◆ EXERCISE BRIEF ◆
Output the full listing below exactly, without the pictures.

(Data entries)
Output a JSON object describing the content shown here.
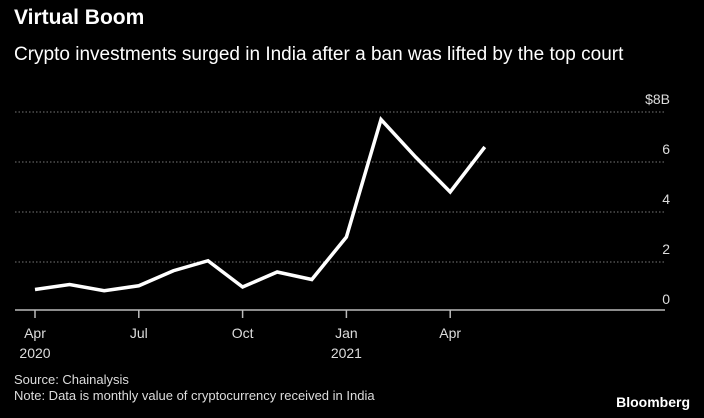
{
  "title": "Virtual Boom",
  "subtitle": "Crypto investments surged in India after a ban was lifted by the top court",
  "source": "Source: Chainalysis",
  "note": "Note: Data is monthly value of cryptocurrency received in India",
  "logo": "Bloomberg",
  "chart_data": {
    "type": "line",
    "x": [
      "2020-04",
      "2020-05",
      "2020-06",
      "2020-07",
      "2020-08",
      "2020-09",
      "2020-10",
      "2020-11",
      "2020-12",
      "2021-01",
      "2021-02",
      "2021-03",
      "2021-04",
      "2021-05"
    ],
    "values": [
      0.9,
      1.1,
      0.85,
      1.05,
      1.65,
      2.05,
      1.0,
      1.6,
      1.3,
      3.0,
      7.7,
      6.2,
      4.8,
      6.6
    ],
    "yunit_label": "$8B",
    "ylim": [
      0,
      8
    ],
    "yticks": [
      {
        "value": 0,
        "label": "0"
      },
      {
        "value": 2,
        "label": "2"
      },
      {
        "value": 4,
        "label": "4"
      },
      {
        "value": 6,
        "label": "6"
      },
      {
        "value": 8,
        "label": "$8B"
      }
    ],
    "xticks": [
      {
        "index": 0,
        "label": "Apr",
        "sublabel": "2020"
      },
      {
        "index": 3,
        "label": "Jul",
        "sublabel": ""
      },
      {
        "index": 6,
        "label": "Oct",
        "sublabel": ""
      },
      {
        "index": 9,
        "label": "Jan",
        "sublabel": "2021"
      },
      {
        "index": 12,
        "label": "Apr",
        "sublabel": ""
      }
    ],
    "grid": true,
    "line_color": "#ffffff",
    "grid_color": "#777777"
  }
}
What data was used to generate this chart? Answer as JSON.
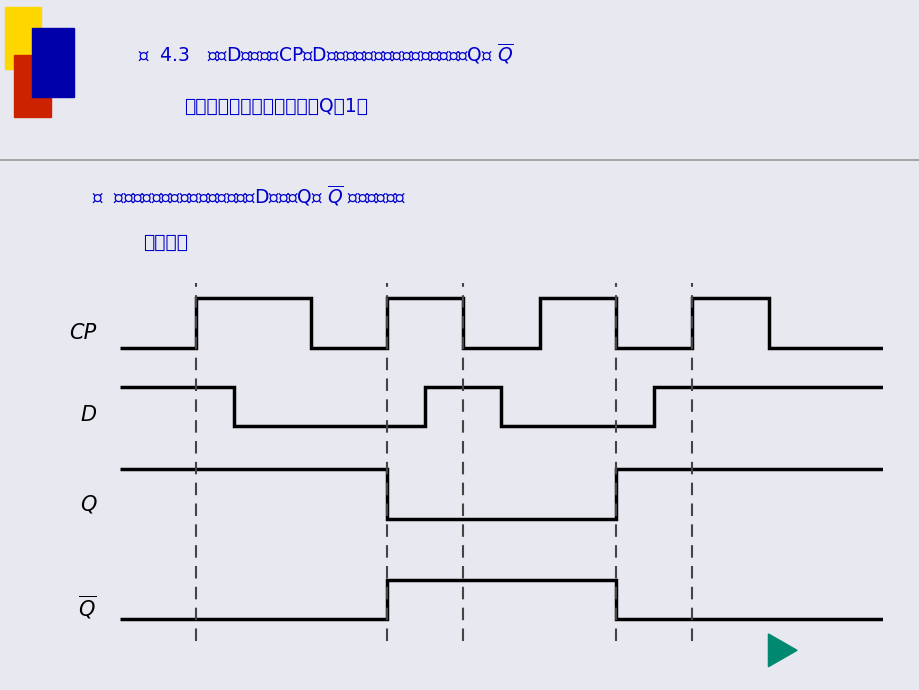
{
  "bg_color": "#e8e8f0",
  "text_color": "#0000cc",
  "waveform_color": "#000000",
  "dashed_color": "#444444",
  "cp_times": [
    0,
    2,
    2,
    5,
    5,
    7,
    7,
    9,
    9,
    11,
    11,
    13,
    13,
    15,
    15,
    17,
    17,
    20
  ],
  "cp_values": [
    0,
    0,
    1,
    1,
    0,
    0,
    1,
    1,
    0,
    0,
    1,
    1,
    0,
    0,
    1,
    1,
    0,
    0
  ],
  "d_times": [
    0,
    3,
    3,
    8,
    8,
    10,
    10,
    14,
    14,
    20
  ],
  "d_values": [
    1,
    1,
    0,
    0,
    1,
    1,
    0,
    0,
    1,
    1
  ],
  "q_times": [
    0,
    7,
    7,
    13,
    13,
    20
  ],
  "q_values": [
    1,
    1,
    0,
    0,
    1,
    1
  ],
  "qbar_times": [
    0,
    7,
    7,
    13,
    13,
    20
  ],
  "qbar_values": [
    0,
    0,
    1,
    1,
    0,
    0
  ],
  "dashed_x": [
    2,
    7,
    9,
    13,
    15
  ],
  "xmax": 20,
  "figsize": [
    9.2,
    6.9
  ],
  "dpi": 100,
  "slide_color_yellow": "#FFD700",
  "slide_color_red": "#CC2200",
  "slide_color_blue": "#0000AA",
  "teal_button_color": "#00C8A8",
  "teal_button_dark": "#008870"
}
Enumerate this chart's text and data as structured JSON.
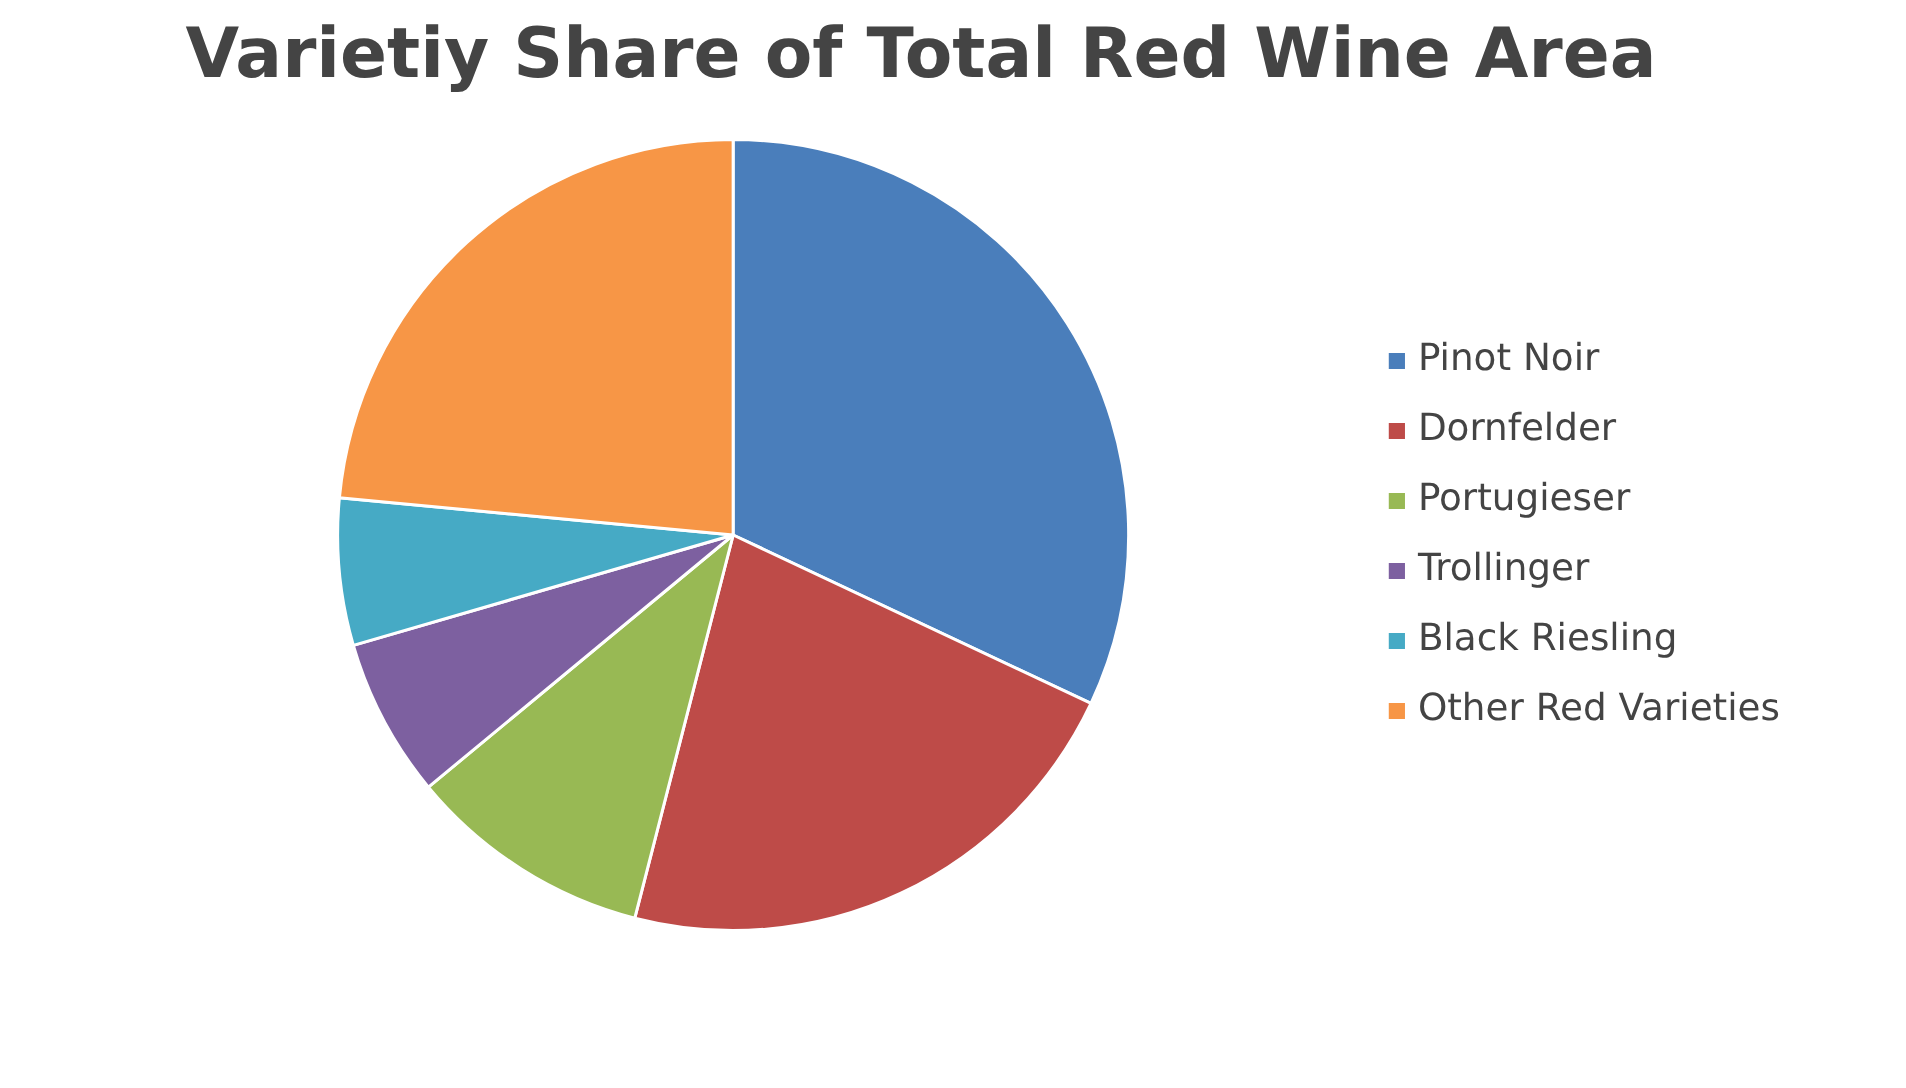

◆ OUTPUT FOR THIS EXERCISE ◆
Output a JSON object describing the content shown here.
{
  "title": "Virtual Boom",
  "subtitle": "Crypto investments surged in India after a ban was lifted by the top court",
  "source": "Source: Chainalysis",
  "note": "Note: Data is monthly value of cryptocurrency received in India",
  "logo": "Bloomberg",
  "chart_data": {
    "type": "line",
    "x": [
      "2020-04",
      "2020-05",
      "2020-06",
      "2020-07",
      "2020-08",
      "2020-09",
      "2020-10",
      "2020-11",
      "2020-12",
      "2021-01",
      "2021-02",
      "2021-03",
      "2021-04",
      "2021-05"
    ],
    "values": [
      0.9,
      1.1,
      0.85,
      1.05,
      1.65,
      2.05,
      1.0,
      1.6,
      1.3,
      3.0,
      7.7,
      6.2,
      4.8,
      6.6
    ],
    "yunit_label": "$8B",
    "ylim": [
      0,
      8
    ],
    "yticks": [
      {
        "value": 0,
        "label": "0"
      },
      {
        "value": 2,
        "label": "2"
      },
      {
        "value": 4,
        "label": "4"
      },
      {
        "value": 6,
        "label": "6"
      },
      {
        "value": 8,
        "label": "$8B"
      }
    ],
    "xticks": [
      {
        "index": 0,
        "label": "Apr",
        "sublabel": "2020"
      },
      {
        "index": 3,
        "label": "Jul",
        "sublabel": ""
      },
      {
        "index": 6,
        "label": "Oct",
        "sublabel": ""
      },
      {
        "index": 9,
        "label": "Jan",
        "sublabel": "2021"
      },
      {
        "index": 12,
        "label": "Apr",
        "sublabel": ""
      }
    ],
    "grid": true,
    "line_color": "#ffffff",
    "grid_color": "#777777"
  }
}
What data was used to generate this chart? Answer as JSON.
{
  "bg_color": "#e8e8f0",
  "text_color": "#0000cc",
  "waveform_color": "#000000",
  "dashed_color": "#444444",
  "cp_times": [
    0,
    2,
    2,
    5,
    5,
    7,
    7,
    9,
    9,
    11,
    11,
    13,
    13,
    15,
    15,
    17,
    17,
    20
  ],
  "cp_values": [
    0,
    0,
    1,
    1,
    0,
    0,
    1,
    1,
    0,
    0,
    1,
    1,
    0,
    0,
    1,
    1,
    0,
    0
  ],
  "d_times": [
    0,
    3,
    3,
    8,
    8,
    10,
    10,
    14,
    14,
    20
  ],
  "d_values": [
    1,
    1,
    0,
    0,
    1,
    1,
    0,
    0,
    1,
    1
  ],
  "q_times": [
    0,
    7,
    7,
    13,
    13,
    20
  ],
  "q_values": [
    1,
    1,
    0,
    0,
    1,
    1
  ],
  "qbar_times": [
    0,
    7,
    7,
    13,
    13,
    20
  ],
  "qbar_values": [
    0,
    0,
    1,
    1,
    0,
    0
  ],
  "dashed_x": [
    2,
    7,
    9,
    13,
    15
  ],
  "xmax": 20,
  "figsize": [
    9.2,
    6.9
  ],
  "dpi": 100,
  "slide_color_yellow": "#FFD700",
  "slide_color_red": "#CC2200",
  "slide_color_blue": "#0000AA",
  "teal_button_color": "#00C8A8",
  "teal_button_dark": "#008870"
}
Enumerate this chart's text and data as structured JSON.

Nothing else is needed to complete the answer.